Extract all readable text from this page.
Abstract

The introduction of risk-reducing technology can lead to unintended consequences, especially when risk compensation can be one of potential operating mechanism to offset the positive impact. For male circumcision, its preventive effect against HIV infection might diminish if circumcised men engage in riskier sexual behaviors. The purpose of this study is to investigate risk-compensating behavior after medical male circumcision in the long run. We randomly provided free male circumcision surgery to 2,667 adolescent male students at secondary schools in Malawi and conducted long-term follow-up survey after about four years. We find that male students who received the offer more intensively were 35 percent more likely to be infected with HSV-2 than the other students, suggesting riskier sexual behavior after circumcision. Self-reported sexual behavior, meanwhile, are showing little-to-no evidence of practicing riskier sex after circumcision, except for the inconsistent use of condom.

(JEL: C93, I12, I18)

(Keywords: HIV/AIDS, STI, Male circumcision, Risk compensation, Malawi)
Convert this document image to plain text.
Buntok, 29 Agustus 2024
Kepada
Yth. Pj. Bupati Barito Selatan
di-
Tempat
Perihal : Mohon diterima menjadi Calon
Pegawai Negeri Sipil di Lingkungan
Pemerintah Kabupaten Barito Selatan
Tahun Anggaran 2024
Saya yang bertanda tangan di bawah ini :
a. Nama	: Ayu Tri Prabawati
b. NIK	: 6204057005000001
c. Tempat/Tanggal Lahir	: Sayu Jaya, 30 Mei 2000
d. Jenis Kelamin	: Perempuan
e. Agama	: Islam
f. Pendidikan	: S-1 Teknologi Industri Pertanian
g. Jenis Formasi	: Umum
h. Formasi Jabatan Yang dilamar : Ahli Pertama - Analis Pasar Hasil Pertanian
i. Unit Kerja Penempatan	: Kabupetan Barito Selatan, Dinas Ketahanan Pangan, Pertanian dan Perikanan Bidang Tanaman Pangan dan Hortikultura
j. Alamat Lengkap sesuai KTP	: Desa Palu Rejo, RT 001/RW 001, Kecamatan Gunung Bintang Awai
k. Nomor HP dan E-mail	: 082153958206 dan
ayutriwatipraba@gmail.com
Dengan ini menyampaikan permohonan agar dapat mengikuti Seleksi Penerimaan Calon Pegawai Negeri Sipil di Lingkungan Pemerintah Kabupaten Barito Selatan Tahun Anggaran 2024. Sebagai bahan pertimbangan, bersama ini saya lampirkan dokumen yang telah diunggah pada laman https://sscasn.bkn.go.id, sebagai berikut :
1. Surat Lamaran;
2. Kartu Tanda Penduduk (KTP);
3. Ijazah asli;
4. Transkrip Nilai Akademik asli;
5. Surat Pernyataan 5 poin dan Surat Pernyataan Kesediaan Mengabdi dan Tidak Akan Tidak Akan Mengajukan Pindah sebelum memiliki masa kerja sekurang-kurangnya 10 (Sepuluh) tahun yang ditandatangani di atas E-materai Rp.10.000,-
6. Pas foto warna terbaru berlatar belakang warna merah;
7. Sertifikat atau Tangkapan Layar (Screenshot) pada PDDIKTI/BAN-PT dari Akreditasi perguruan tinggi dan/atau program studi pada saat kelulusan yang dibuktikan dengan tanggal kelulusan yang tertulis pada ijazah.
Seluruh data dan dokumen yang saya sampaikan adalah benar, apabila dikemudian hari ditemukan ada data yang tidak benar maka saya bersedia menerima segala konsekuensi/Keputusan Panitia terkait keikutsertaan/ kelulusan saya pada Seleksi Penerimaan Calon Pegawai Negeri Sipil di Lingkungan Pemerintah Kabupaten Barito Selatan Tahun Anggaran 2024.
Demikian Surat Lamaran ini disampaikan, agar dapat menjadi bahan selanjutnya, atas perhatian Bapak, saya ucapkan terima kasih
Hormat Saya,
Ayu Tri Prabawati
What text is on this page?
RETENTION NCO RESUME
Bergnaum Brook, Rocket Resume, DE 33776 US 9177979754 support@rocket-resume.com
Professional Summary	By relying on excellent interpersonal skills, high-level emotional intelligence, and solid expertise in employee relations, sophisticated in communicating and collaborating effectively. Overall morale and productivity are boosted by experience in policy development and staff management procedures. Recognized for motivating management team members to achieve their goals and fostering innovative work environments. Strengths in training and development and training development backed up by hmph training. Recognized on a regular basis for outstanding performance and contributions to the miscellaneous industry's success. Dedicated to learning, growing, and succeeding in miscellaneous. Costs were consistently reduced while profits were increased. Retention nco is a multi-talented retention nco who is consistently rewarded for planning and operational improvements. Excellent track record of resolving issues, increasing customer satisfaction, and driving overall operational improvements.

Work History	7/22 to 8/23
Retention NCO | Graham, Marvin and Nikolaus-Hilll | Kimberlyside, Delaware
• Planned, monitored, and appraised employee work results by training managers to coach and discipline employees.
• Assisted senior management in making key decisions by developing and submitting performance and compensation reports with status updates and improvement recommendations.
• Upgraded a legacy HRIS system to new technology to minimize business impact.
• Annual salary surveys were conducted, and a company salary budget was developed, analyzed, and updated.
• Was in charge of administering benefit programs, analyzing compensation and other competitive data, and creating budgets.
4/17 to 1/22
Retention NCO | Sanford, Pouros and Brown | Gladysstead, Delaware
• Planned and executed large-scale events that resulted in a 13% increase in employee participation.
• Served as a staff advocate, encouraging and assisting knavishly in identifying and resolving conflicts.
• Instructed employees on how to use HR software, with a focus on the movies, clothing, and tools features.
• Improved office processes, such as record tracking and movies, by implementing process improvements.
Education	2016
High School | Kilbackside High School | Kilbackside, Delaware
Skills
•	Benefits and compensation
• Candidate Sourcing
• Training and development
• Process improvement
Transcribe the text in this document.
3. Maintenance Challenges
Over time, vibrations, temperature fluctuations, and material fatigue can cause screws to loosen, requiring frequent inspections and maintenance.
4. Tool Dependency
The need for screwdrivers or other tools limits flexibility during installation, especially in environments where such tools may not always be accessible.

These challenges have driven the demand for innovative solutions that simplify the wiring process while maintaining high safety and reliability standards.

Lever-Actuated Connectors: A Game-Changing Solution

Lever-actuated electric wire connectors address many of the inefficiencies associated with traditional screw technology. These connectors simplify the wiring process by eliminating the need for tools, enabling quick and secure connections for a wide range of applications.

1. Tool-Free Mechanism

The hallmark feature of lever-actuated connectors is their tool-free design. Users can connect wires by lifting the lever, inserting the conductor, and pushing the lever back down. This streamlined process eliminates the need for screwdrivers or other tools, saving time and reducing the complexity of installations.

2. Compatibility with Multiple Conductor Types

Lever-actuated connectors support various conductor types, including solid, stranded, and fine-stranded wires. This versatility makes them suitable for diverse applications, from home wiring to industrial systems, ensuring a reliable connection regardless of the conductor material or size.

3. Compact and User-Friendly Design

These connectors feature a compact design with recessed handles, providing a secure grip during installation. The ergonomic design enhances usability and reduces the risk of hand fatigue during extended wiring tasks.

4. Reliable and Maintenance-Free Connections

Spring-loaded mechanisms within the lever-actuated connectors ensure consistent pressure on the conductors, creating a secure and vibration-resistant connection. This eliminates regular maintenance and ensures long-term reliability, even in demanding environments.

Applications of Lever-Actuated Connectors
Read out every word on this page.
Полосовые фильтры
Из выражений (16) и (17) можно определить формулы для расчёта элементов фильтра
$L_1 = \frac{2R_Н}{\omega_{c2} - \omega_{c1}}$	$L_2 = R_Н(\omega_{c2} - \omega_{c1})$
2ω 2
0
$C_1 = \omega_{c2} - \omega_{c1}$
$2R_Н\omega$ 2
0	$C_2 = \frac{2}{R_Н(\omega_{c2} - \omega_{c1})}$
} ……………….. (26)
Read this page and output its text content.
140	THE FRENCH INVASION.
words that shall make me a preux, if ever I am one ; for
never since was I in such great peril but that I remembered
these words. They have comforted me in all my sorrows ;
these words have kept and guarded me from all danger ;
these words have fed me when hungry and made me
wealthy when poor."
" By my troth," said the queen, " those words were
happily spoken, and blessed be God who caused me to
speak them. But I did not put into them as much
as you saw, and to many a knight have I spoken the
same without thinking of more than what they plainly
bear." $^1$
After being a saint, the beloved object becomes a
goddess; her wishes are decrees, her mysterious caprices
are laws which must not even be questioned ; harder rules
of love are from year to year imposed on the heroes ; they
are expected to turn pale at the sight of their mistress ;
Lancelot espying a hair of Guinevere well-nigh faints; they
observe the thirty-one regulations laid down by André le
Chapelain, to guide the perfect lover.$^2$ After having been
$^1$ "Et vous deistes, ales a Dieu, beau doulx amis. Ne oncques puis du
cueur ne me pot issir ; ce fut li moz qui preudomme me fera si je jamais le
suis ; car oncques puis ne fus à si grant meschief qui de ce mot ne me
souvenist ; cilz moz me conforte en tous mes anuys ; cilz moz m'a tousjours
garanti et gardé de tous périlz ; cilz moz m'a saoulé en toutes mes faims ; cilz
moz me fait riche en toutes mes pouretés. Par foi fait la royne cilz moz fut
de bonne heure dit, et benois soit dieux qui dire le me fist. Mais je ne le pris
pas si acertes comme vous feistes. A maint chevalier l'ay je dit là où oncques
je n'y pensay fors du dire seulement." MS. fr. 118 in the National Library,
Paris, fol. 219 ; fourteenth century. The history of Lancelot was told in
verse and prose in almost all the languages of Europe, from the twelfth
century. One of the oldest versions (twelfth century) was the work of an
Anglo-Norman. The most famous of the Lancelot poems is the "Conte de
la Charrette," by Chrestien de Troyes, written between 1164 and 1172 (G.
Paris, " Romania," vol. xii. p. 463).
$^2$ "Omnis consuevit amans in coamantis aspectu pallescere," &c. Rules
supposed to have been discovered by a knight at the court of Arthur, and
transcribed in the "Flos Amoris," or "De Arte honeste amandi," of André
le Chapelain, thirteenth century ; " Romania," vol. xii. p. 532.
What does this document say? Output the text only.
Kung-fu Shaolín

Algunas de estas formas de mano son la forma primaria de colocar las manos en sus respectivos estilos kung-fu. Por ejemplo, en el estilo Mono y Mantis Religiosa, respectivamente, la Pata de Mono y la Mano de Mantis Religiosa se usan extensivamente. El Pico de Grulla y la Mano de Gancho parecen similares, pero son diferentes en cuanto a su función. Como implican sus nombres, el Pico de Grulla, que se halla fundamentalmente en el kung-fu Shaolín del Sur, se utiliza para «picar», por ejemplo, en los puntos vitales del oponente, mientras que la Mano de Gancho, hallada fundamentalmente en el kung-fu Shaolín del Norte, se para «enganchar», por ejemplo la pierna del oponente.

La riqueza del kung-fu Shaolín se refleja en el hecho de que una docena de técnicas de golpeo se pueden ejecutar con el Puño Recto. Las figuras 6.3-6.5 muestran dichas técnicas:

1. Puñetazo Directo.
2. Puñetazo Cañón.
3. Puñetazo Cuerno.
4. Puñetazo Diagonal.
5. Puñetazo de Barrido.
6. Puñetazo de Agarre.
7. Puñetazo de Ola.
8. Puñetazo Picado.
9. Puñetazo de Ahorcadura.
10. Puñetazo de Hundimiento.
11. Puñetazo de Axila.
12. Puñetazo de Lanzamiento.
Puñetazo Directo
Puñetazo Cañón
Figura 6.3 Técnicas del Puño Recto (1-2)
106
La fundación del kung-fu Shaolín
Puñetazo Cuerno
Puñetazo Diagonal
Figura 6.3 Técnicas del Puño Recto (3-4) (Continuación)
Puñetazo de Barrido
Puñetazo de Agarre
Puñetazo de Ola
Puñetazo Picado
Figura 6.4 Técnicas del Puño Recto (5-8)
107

= = = = = = =

In the records above, how many lines include "Paris"? Give that number and nothing more.

2